• Exercise material:
▼

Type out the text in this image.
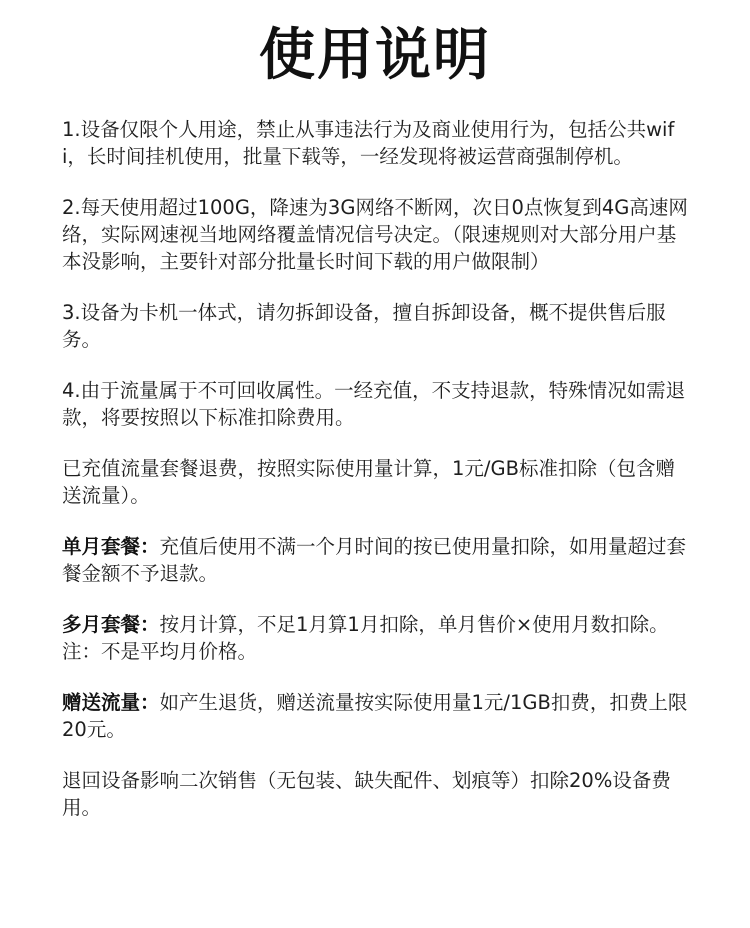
使用说明

1.设备仅限个人用途，禁止从事违法行为及商业使用行为，包括公共wifi，长时间挂机使用，批量下载等，一经发现将被运营商强制停机。

2.每天使用超过100G，降速为3G网络不断网，次日0点恢复到4G高速网络，实际网速视当地网络覆盖情况信号决定。（限速规则对大部分用户基本没影响，主要针对部分批量长时间下载的用户做限制）

3.设备为卡机一体式，请勿拆卸设备，擅自拆卸设备，概不提供售后服务。

4.由于流量属于不可回收属性。一经充值，不支持退款，特殊情况如需退款，将要按照以下标准扣除费用。

已充值流量套餐退费，按照实际使用量计算，1元/GB标准扣除（包含赠送流量）。

单月套餐：充值后使用不满一个月时间的按已使用量扣除，如用量超过套餐金额不予退款。

多月套餐：按月计算，不足1月算1月扣除，单月售价×使用月数扣除。注：不是平均月价格。

赠送流量：如产生退货，赠送流量按实际使用量1元/1GB扣费，扣费上限20元。

退回设备影响二次销售（无包装、缺失配件、划痕等）扣除20%设备费用。
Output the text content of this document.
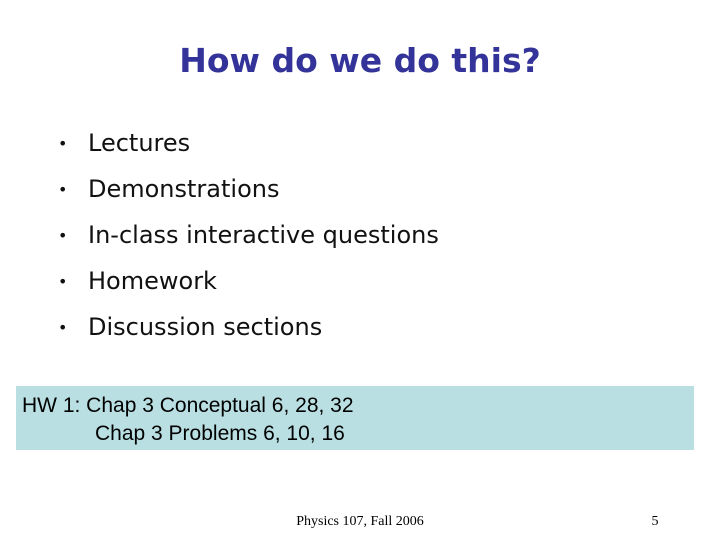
How do we do this?
• Lectures
• Demonstrations
• In-class interactive questions
• Homework
• Discussion sections
HW 1: Chap 3 Conceptual 6, 28, 32
Chap 3 Problems 6, 10, 16
Physics 107, Fall 2006	5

▲

• Exercise goal: Retype exactly the lines above, starting at the line containing "Output the text content of this document." and ending with the last line, both included; leave out the pictures.

• Complete response:
Output the text content of this document.
How do we do this?
• Lectures
• Demonstrations
• In-class interactive questions
• Homework
• Discussion sections
HW 1: Chap 3 Conceptual 6, 28, 32
Chap 3 Problems 6, 10, 16
Physics 107, Fall 2006	5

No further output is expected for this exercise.